#### INPUT:
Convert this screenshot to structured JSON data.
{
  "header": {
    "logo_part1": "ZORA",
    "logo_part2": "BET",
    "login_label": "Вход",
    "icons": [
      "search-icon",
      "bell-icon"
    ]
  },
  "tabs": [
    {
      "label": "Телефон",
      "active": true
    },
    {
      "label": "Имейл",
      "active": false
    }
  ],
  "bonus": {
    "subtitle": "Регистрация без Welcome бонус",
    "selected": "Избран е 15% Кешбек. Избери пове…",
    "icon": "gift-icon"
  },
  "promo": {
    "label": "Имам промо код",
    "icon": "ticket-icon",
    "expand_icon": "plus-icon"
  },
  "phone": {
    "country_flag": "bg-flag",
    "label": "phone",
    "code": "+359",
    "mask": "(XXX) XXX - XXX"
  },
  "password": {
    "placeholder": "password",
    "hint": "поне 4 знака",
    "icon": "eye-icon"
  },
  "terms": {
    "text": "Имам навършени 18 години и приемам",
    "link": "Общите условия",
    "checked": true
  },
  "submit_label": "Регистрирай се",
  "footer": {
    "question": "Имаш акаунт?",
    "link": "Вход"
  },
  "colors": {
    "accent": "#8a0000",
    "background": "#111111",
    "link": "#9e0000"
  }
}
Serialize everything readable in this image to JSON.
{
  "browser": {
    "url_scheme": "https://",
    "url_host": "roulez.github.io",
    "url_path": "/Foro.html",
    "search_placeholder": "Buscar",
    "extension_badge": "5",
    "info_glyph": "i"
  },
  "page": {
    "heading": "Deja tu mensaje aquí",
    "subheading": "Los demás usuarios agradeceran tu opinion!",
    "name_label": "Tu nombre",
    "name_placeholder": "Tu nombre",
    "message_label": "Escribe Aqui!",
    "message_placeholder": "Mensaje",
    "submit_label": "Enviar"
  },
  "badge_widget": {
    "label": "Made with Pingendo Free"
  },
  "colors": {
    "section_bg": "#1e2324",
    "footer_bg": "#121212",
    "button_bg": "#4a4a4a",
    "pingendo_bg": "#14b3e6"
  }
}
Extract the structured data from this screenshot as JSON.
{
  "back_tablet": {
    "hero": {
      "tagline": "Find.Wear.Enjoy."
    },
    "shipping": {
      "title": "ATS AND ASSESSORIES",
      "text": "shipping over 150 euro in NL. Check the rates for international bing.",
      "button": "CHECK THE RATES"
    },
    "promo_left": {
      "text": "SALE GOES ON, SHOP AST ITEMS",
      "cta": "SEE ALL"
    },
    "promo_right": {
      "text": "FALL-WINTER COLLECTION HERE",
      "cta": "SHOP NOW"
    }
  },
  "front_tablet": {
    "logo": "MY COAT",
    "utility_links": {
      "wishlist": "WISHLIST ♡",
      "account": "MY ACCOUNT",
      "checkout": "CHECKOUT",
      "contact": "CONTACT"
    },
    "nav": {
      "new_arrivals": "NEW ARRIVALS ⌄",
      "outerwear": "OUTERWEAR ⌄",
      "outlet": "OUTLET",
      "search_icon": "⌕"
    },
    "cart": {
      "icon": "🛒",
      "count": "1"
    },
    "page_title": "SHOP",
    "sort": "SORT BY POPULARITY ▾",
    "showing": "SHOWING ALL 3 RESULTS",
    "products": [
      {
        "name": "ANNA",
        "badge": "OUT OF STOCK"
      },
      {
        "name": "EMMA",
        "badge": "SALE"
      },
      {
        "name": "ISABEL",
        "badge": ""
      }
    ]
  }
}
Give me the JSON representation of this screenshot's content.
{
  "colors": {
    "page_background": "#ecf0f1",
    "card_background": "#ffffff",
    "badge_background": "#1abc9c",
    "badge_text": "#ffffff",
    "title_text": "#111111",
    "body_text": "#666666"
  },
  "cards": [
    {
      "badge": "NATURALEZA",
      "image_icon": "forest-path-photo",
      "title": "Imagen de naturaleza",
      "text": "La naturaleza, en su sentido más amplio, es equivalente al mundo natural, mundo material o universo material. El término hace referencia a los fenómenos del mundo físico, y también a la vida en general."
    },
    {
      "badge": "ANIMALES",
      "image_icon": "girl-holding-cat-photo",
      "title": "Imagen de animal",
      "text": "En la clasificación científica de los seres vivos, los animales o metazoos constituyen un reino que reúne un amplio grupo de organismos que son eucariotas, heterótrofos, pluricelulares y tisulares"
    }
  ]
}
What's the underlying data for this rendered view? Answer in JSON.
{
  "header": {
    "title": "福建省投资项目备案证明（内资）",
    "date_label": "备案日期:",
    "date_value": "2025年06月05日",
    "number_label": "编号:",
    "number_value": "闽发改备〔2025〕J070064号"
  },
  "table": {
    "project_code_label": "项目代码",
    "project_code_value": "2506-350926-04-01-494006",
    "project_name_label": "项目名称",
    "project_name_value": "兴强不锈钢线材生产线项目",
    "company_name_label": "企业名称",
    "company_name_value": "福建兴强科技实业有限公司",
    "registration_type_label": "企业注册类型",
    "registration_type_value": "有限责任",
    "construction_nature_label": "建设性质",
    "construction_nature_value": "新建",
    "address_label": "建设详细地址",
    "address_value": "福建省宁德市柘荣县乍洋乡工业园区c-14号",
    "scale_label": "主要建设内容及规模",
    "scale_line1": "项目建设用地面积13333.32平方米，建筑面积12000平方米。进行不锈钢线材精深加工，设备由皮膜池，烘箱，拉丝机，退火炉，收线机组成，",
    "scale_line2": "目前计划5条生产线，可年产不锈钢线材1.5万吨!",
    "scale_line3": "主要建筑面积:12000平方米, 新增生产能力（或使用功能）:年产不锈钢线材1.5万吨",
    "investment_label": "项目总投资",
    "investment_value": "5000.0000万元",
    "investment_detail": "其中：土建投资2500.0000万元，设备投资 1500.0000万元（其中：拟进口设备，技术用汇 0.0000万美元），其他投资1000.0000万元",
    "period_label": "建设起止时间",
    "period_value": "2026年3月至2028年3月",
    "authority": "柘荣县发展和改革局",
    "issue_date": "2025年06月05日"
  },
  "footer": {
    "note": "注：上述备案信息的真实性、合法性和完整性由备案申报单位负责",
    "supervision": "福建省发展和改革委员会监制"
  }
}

#### PROBLEM TO SOLVE:
Transcribe every entry verbatim.

#### FINISHED TASK:
Convert this screenshot to structured JSON data.
{
  "header": {
    "logo_part1": "ZORA",
    "logo_part2": "BET",
    "login_label": "Вход",
    "icons": [
      "search-icon",
      "bell-icon"
    ]
  },
  "tabs": [
    {
      "label": "Телефон",
      "active": true
    },
    {
      "label": "Имейл",
      "active": false
    }
  ],
  "bonus": {
    "subtitle": "Регистрация без Welcome бонус",
    "selected": "Избран е 15% Кешбек. Избери пове…",
    "icon": "gift-icon"
  },
  "promo": {
    "label": "Имам промо код",
    "icon": "ticket-icon",
    "expand_icon": "plus-icon"
  },
  "phone": {
    "country_flag": "bg-flag",
    "label": "phone",
    "code": "+359",
    "mask": "(XXX) XXX - XXX"
  },
  "password": {
    "placeholder": "password",
    "hint": "поне 4 знака",
    "icon": "eye-icon"
  },
  "terms": {
    "text": "Имам навършени 18 години и приемам",
    "link": "Общите условия",
    "checked": true
  },
  "submit_label": "Регистрирай се",
  "footer": {
    "question": "Имаш акаунт?",
    "link": "Вход"
  },
  "colors": {
    "accent": "#8a0000",
    "background": "#111111",
    "link": "#9e0000"
  }
}
Serialize everything readable in this image to JSON.
{
  "browser": {
    "url_scheme": "https://",
    "url_host": "roulez.github.io",
    "url_path": "/Foro.html",
    "search_placeholder": "Buscar",
    "extension_badge": "5",
    "info_glyph": "i"
  },
  "page": {
    "heading": "Deja tu mensaje aquí",
    "subheading": "Los demás usuarios agradeceran tu opinion!",
    "name_label": "Tu nombre",
    "name_placeholder": "Tu nombre",
    "message_label": "Escribe Aqui!",
    "message_placeholder": "Mensaje",
    "submit_label": "Enviar"
  },
  "badge_widget": {
    "label": "Made with Pingendo Free"
  },
  "colors": {
    "section_bg": "#1e2324",
    "footer_bg": "#121212",
    "button_bg": "#4a4a4a",
    "pingendo_bg": "#14b3e6"
  }
}
Extract the structured data from this screenshot as JSON.
{
  "back_tablet": {
    "hero": {
      "tagline": "Find.Wear.Enjoy."
    },
    "shipping": {
      "title": "ATS AND ASSESSORIES",
      "text": "shipping over 150 euro in NL. Check the rates for international bing.",
      "button": "CHECK THE RATES"
    },
    "promo_left": {
      "text": "SALE GOES ON, SHOP AST ITEMS",
      "cta": "SEE ALL"
    },
    "promo_right": {
      "text": "FALL-WINTER COLLECTION HERE",
      "cta": "SHOP NOW"
    }
  },
  "front_tablet": {
    "logo": "MY COAT",
    "utility_links": {
      "wishlist": "WISHLIST ♡",
      "account": "MY ACCOUNT",
      "checkout": "CHECKOUT",
      "contact": "CONTACT"
    },
    "nav": {
      "new_arrivals": "NEW ARRIVALS ⌄",
      "outerwear": "OUTERWEAR ⌄",
      "outlet": "OUTLET",
      "search_icon": "⌕"
    },
    "cart": {
      "icon": "🛒",
      "count": "1"
    },
    "page_title": "SHOP",
    "sort": "SORT BY POPULARITY ▾",
    "showing": "SHOWING ALL 3 RESULTS",
    "products": [
      {
        "name": "ANNA",
        "badge": "OUT OF STOCK"
      },
      {
        "name": "EMMA",
        "badge": "SALE"
      },
      {
        "name": "ISABEL",
        "badge": ""
      }
    ]
  }
}
Give me the JSON representation of this screenshot's content.
{
  "colors": {
    "page_background": "#ecf0f1",
    "card_background": "#ffffff",
    "badge_background": "#1abc9c",
    "badge_text": "#ffffff",
    "title_text": "#111111",
    "body_text": "#666666"
  },
  "cards": [
    {
      "badge": "NATURALEZA",
      "image_icon": "forest-path-photo",
      "title": "Imagen de naturaleza",
      "text": "La naturaleza, en su sentido más amplio, es equivalente al mundo natural, mundo material o universo material. El término hace referencia a los fenómenos del mundo físico, y también a la vida en general."
    },
    {
      "badge": "ANIMALES",
      "image_icon": "girl-holding-cat-photo",
      "title": "Imagen de animal",
      "text": "En la clasificación científica de los seres vivos, los animales o metazoos constituyen un reino que reúne un amplio grupo de organismos que son eucariotas, heterótrofos, pluricelulares y tisulares"
    }
  ]
}
What's the underlying data for this rendered view? Answer in JSON.
{
  "header": {
    "title": "福建省投资项目备案证明（内资）",
    "date_label": "备案日期:",
    "date_value": "2025年06月05日",
    "number_label": "编号:",
    "number_value": "闽发改备〔2025〕J070064号"
  },
  "table": {
    "project_code_label": "项目代码",
    "project_code_value": "2506-350926-04-01-494006",
    "project_name_label": "项目名称",
    "project_name_value": "兴强不锈钢线材生产线项目",
    "company_name_label": "企业名称",
    "company_name_value": "福建兴强科技实业有限公司",
    "registration_type_label": "企业注册类型",
    "registration_type_value": "有限责任",
    "construction_nature_label": "建设性质",
    "construction_nature_value": "新建",
    "address_label": "建设详细地址",
    "address_value": "福建省宁德市柘荣县乍洋乡工业园区c-14号",
    "scale_label": "主要建设内容及规模",
    "scale_line1": "项目建设用地面积13333.32平方米，建筑面积12000平方米。进行不锈钢线材精深加工，设备由皮膜池，烘箱，拉丝机，退火炉，收线机组成，",
    "scale_line2": "目前计划5条生产线，可年产不锈钢线材1.5万吨!",
    "scale_line3": "主要建筑面积:12000平方米, 新增生产能力（或使用功能）:年产不锈钢线材1.5万吨",
    "investment_label": "项目总投资",
    "investment_value": "5000.0000万元",
    "investment_detail": "其中：土建投资2500.0000万元，设备投资 1500.0000万元（其中：拟进口设备，技术用汇 0.0000万美元），其他投资1000.0000万元",
    "period_label": "建设起止时间",
    "period_value": "2026年3月至2028年3月",
    "authority": "柘荣县发展和改革局",
    "issue_date": "2025年06月05日"
  },
  "footer": {
    "note": "注：上述备案信息的真实性、合法性和完整性由备案申报单位负责",
    "supervision": "福建省发展和改革委员会监制"
  }
}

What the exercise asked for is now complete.